-- Start of DATA TO PROCESS --

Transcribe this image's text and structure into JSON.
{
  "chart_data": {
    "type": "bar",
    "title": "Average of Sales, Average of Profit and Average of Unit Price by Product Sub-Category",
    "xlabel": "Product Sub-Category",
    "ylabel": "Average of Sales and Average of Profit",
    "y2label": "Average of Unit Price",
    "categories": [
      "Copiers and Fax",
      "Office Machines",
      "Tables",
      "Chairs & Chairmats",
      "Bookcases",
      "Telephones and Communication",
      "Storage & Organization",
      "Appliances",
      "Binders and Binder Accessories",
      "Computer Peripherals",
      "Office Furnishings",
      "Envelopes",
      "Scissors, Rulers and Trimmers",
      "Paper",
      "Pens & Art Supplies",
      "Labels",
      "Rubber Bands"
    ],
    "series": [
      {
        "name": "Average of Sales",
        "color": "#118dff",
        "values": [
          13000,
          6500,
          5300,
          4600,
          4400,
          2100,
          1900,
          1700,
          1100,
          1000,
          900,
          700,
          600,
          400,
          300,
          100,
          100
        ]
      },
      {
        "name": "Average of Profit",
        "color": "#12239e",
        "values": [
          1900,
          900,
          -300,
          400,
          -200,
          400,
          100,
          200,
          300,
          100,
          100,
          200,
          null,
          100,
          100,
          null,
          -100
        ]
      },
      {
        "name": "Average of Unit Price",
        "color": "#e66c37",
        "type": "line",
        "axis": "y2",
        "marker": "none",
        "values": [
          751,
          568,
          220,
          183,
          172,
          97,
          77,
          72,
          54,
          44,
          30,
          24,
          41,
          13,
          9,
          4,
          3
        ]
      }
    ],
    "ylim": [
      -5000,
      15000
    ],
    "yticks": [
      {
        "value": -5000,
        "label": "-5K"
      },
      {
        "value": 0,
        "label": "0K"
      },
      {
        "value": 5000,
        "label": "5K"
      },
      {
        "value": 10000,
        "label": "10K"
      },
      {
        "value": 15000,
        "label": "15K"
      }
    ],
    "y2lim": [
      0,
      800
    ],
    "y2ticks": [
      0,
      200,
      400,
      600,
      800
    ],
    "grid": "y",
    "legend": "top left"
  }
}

-- End of DATA TO PROCESS --

### [SET PROBLEM]
Write each line above out exactly.

### [RESULT FOR THIS EXERCISE]
Transcribe this image's text and structure into JSON.
{
  "chart_data": {
    "type": "bar",
    "title": "Average of Sales, Average of Profit and Average of Unit Price by Product Sub-Category",
    "xlabel": "Product Sub-Category",
    "ylabel": "Average of Sales and Average of Profit",
    "y2label": "Average of Unit Price",
    "categories": [
      "Copiers and Fax",
      "Office Machines",
      "Tables",
      "Chairs & Chairmats",
      "Bookcases",
      "Telephones and Communication",
      "Storage & Organization",
      "Appliances",
      "Binders and Binder Accessories",
      "Computer Peripherals",
      "Office Furnishings",
      "Envelopes",
      "Scissors, Rulers and Trimmers",
      "Paper",
      "Pens & Art Supplies",
      "Labels",
      "Rubber Bands"
    ],
    "series": [
      {
        "name": "Average of Sales",
        "color": "#118dff",
        "values": [
          13000,
          6500,
          5300,
          4600,
          4400,
          2100,
          1900,
          1700,
          1100,
          1000,
          900,
          700,
          600,
          400,
          300,
          100,
          100
        ]
      },
      {
        "name": "Average of Profit",
        "color": "#12239e",
        "values": [
          1900,
          900,
          -300,
          400,
          -200,
          400,
          100,
          200,
          300,
          100,
          100,
          200,
          null,
          100,
          100,
          null,
          -100
        ]
      },
      {
        "name": "Average of Unit Price",
        "color": "#e66c37",
        "type": "line",
        "axis": "y2",
        "marker": "none",
        "values": [
          751,
          568,
          220,
          183,
          172,
          97,
          77,
          72,
          54,
          44,
          30,
          24,
          41,
          13,
          9,
          4,
          3
        ]
      }
    ],
    "ylim": [
      -5000,
      15000
    ],
    "yticks": [
      {
        "value": -5000,
        "label": "-5K"
      },
      {
        "value": 0,
        "label": "0K"
      },
      {
        "value": 5000,
        "label": "5K"
      },
      {
        "value": 10000,
        "label": "10K"
      },
      {
        "value": 15000,
        "label": "15K"
      }
    ],
    "y2lim": [
      0,
      800
    ],
    "y2ticks": [
      0,
      200,
      400,
      600,
      800
    ],
    "grid": "y",
    "legend": "top left"
  }
}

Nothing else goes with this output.